**TASK:**
Spot each line in the records below where the word "that" occurs, then copy it.
___ DATA TO USE
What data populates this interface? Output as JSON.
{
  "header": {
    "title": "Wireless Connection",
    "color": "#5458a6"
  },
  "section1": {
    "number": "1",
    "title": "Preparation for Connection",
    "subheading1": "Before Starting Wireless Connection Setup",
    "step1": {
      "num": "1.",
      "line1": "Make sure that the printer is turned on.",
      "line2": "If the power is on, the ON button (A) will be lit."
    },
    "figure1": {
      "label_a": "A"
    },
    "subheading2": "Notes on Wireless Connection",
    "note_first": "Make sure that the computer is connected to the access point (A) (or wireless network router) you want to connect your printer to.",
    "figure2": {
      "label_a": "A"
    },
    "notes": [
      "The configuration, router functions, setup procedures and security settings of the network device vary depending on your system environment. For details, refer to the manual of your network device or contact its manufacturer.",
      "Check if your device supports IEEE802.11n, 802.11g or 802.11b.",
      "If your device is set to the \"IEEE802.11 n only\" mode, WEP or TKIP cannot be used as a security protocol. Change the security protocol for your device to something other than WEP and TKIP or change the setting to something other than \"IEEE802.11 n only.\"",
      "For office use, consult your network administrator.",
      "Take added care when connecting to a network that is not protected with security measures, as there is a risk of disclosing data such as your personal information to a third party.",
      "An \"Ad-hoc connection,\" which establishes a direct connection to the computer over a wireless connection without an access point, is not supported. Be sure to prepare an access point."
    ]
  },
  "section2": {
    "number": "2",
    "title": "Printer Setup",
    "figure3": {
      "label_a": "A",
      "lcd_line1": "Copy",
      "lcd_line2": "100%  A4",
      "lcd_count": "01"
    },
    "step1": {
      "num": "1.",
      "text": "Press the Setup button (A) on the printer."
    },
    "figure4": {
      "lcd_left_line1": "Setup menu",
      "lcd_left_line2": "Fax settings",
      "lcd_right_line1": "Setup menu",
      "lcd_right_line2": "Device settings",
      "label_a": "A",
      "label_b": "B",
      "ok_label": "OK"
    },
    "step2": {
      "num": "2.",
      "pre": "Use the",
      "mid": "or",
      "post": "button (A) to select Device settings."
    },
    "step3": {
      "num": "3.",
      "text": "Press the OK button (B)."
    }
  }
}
______
**TASK ANSWER:**
      "line1": "Make sure that the printer is turned on.",
    "note_first": "Make sure that the computer is connected to the access point (A) (or wireless network router) you want to connect your printer to.",
      "Take added care when connecting to a network that is not protected with security measures, as there is a risk of disclosing data such as your personal information to a third party.",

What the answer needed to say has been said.